Collect all lines from the listing that include the string "have".

**Dataset excerpt:**
* Begin *
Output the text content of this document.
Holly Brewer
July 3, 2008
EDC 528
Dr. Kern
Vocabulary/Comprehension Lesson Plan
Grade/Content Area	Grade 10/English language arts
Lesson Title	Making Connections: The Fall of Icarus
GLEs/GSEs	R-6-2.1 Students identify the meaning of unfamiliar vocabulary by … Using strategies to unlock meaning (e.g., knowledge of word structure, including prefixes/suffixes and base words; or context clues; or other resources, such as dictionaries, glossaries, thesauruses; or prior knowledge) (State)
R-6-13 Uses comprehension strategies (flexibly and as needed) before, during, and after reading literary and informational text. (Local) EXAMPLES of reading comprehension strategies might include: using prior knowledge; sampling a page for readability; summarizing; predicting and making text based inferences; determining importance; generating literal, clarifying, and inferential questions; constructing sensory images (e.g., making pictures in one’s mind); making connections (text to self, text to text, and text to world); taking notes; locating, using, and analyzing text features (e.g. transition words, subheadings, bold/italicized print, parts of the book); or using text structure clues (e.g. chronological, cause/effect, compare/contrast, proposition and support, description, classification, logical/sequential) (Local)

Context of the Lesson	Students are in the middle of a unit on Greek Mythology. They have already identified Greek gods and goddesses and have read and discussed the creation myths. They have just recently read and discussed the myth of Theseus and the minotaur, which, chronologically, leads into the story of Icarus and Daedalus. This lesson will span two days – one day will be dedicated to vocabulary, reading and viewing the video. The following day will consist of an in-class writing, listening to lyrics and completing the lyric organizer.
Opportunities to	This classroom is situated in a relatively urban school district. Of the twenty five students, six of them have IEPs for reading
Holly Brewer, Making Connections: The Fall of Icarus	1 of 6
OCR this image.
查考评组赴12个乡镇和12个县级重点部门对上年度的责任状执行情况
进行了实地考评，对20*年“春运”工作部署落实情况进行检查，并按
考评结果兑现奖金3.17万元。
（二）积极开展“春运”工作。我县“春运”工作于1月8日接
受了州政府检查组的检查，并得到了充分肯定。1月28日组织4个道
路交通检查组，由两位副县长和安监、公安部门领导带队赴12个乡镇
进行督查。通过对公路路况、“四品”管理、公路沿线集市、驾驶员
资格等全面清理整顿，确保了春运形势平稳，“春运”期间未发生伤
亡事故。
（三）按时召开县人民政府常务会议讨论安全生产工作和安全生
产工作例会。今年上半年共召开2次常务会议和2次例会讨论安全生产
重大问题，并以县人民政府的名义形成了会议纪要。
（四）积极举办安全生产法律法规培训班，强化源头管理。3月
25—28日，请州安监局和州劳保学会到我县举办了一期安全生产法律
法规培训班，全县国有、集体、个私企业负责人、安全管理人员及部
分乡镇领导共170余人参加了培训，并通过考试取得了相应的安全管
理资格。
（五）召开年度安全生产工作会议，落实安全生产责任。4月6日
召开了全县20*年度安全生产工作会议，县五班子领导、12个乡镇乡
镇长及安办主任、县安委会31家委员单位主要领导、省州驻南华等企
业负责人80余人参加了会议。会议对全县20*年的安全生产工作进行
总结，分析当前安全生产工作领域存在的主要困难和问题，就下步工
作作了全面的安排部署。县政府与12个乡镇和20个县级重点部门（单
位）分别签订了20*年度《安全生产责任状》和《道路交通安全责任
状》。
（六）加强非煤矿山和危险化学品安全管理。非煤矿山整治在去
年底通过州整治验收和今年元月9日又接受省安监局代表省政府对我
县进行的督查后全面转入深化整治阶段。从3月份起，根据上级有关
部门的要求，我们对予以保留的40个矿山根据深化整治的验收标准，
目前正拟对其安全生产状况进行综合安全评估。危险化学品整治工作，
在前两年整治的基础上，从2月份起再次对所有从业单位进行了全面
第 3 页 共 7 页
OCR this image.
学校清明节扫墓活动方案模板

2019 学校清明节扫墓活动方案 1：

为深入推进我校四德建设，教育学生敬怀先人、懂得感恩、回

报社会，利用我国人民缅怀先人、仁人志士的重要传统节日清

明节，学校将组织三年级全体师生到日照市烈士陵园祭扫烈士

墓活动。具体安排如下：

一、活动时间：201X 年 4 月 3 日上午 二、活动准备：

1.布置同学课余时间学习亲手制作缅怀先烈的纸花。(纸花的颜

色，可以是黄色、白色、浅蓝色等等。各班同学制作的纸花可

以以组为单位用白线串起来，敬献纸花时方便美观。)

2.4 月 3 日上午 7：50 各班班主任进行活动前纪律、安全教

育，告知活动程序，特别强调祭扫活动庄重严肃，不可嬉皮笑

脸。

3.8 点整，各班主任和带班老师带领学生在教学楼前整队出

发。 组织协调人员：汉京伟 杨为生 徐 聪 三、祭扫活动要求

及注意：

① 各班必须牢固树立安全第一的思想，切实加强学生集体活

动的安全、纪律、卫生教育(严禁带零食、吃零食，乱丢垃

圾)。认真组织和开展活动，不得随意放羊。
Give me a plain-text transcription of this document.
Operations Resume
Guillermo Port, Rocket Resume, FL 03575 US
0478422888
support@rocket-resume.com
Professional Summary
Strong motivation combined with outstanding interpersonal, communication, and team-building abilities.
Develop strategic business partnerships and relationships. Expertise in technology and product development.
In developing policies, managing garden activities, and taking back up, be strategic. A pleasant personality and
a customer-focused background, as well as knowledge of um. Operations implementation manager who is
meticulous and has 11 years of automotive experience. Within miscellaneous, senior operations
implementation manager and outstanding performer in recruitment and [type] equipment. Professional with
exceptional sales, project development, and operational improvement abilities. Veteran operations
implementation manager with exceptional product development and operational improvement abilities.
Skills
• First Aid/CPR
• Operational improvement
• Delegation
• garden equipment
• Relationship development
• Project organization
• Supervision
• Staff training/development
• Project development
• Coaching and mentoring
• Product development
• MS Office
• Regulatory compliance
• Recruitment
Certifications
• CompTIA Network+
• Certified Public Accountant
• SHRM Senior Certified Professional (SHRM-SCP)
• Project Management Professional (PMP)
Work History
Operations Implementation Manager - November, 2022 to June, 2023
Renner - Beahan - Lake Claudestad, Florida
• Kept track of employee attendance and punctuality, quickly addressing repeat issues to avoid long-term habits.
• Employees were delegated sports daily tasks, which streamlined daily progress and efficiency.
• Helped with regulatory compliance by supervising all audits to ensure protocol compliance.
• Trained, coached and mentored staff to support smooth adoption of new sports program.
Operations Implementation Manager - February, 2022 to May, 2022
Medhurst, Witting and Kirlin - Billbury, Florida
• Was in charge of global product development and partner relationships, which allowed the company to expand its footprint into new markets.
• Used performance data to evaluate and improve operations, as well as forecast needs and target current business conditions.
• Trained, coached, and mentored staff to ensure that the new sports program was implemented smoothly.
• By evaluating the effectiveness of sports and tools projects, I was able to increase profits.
* End *
**In response:**
Context of the Lesson	Students are in the middle of a unit on Greek Mythology. They have already identified Greek gods and goddesses and have read and discussed the creation myths. They have just recently read and discussed the myth of Theseus and the minotaur, which, chronologically, leads into the story of Icarus and Daedalus. This lesson will span two days – one day will be dedicated to vocabulary, reading and viewing the video. The following day will consist of an in-class writing, listening to lyrics and completing the lyric organizer.
Opportunities to	This classroom is situated in a relatively urban school district. Of the twenty five students, six of them have IEPs for reading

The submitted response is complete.